EXERCISE DESCRIPTION:
Can you output the records below exactly as they are written?

AVAILABLE DATA:
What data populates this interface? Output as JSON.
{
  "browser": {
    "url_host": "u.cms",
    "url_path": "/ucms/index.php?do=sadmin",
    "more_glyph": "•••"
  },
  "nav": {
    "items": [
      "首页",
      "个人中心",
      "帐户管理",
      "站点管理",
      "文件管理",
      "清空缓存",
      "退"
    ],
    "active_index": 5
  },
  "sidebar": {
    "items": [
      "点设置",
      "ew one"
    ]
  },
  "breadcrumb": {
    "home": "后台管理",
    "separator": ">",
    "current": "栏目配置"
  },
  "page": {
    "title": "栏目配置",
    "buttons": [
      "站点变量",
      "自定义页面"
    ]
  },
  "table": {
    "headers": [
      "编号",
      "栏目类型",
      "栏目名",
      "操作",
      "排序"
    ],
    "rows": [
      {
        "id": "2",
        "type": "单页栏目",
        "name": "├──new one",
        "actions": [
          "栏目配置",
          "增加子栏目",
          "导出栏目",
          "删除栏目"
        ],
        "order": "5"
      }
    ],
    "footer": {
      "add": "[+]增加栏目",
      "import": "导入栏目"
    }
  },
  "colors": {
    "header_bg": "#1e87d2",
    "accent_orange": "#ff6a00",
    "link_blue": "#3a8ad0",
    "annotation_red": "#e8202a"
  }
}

SOLUTION FOR THIS EXERCISE:
What data populates this interface? Output as JSON.
{
  "browser": {
    "url_host": "u.cms",
    "url_path": "/ucms/index.php?do=sadmin",
    "more_glyph": "•••"
  },
  "nav": {
    "items": [
      "首页",
      "个人中心",
      "帐户管理",
      "站点管理",
      "文件管理",
      "清空缓存",
      "退"
    ],
    "active_index": 5
  },
  "sidebar": {
    "items": [
      "点设置",
      "ew one"
    ]
  },
  "breadcrumb": {
    "home": "后台管理",
    "separator": ">",
    "current": "栏目配置"
  },
  "page": {
    "title": "栏目配置",
    "buttons": [
      "站点变量",
      "自定义页面"
    ]
  },
  "table": {
    "headers": [
      "编号",
      "栏目类型",
      "栏目名",
      "操作",
      "排序"
    ],
    "rows": [
      {
        "id": "2",
        "type": "单页栏目",
        "name": "├──new one",
        "actions": [
          "栏目配置",
          "增加子栏目",
          "导出栏目",
          "删除栏目"
        ],
        "order": "5"
      }
    ],
    "footer": {
      "add": "[+]增加栏目",
      "import": "导入栏目"
    }
  },
  "colors": {
    "header_bg": "#1e87d2",
    "accent_orange": "#ff6a00",
    "link_blue": "#3a8ad0",
    "annotation_red": "#e8202a"
  }
}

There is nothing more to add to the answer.